▶ [Aim] Using the material below, work out how many lines contain the word "this". Reply with the number and nothing more.

Collection entries
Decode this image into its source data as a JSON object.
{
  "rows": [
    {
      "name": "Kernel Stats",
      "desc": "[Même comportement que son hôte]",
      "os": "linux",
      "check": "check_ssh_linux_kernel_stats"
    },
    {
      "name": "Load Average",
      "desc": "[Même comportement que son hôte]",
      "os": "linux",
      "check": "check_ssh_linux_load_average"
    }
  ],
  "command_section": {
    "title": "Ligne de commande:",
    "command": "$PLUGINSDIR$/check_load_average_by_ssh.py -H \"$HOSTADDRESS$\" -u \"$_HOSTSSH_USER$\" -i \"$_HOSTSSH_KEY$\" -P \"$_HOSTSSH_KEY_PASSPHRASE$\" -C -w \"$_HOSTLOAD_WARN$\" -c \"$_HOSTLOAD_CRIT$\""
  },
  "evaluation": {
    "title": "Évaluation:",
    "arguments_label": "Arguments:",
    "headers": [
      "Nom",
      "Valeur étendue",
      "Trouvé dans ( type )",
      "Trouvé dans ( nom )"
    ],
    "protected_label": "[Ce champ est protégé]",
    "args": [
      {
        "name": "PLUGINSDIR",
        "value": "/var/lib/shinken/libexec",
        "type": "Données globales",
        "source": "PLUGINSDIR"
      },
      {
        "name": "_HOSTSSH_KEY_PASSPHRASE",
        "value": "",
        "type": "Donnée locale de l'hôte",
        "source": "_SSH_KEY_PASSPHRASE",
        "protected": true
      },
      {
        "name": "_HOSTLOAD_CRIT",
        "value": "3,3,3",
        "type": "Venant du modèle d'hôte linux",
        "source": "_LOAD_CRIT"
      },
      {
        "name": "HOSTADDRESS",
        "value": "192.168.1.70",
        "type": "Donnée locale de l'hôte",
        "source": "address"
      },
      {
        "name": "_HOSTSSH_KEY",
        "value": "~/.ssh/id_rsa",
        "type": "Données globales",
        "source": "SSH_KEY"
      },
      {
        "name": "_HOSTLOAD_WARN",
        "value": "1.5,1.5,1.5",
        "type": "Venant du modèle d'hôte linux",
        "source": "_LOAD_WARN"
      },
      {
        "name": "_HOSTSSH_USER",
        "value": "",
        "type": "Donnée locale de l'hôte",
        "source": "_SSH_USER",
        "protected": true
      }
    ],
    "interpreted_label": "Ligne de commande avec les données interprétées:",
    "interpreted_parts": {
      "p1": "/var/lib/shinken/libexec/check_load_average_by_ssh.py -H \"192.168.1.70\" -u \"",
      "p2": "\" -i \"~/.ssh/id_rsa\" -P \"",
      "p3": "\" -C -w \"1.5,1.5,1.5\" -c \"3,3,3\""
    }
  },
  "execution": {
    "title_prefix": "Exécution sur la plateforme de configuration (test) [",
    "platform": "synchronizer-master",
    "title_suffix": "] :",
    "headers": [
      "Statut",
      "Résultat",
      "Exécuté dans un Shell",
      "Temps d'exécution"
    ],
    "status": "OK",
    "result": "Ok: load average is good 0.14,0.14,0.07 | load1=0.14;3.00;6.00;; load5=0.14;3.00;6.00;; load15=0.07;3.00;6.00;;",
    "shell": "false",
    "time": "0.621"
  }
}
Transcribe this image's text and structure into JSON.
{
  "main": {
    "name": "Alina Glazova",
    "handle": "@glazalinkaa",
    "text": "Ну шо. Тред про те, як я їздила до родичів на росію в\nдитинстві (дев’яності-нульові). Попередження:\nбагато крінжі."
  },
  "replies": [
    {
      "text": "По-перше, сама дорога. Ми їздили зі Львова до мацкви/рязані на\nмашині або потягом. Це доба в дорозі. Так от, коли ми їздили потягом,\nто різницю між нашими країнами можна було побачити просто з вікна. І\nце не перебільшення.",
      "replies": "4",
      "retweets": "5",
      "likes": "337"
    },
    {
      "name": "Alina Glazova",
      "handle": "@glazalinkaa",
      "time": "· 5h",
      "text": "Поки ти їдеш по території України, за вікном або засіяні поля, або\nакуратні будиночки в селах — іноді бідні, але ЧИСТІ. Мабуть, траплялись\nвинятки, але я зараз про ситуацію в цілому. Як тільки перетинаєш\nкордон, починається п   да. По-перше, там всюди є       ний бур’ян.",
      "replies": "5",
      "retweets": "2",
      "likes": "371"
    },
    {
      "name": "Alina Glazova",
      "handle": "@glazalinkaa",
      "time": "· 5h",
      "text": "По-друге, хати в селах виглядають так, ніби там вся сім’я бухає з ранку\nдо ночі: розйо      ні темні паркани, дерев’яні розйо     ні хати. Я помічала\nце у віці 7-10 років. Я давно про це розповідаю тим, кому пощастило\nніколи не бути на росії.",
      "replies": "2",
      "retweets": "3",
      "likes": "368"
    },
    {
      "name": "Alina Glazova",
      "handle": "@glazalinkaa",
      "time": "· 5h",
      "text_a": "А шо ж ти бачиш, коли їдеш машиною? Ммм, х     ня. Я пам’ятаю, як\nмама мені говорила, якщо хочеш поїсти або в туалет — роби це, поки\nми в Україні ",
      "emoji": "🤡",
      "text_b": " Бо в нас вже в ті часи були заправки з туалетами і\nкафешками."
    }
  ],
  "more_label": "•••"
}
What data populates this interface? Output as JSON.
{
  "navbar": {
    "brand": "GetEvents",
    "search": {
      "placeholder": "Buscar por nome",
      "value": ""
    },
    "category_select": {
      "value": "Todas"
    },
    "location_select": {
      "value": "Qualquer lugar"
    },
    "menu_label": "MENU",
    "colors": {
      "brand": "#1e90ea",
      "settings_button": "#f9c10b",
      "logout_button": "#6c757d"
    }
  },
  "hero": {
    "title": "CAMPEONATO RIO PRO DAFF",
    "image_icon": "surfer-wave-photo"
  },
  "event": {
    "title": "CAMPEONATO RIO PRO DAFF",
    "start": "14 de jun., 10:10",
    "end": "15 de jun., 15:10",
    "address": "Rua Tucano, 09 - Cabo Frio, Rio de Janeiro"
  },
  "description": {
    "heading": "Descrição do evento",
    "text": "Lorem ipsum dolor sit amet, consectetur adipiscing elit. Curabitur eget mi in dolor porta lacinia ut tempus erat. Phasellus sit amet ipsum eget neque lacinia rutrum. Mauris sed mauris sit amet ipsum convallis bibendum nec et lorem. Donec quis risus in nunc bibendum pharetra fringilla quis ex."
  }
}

▶ [Final result] 3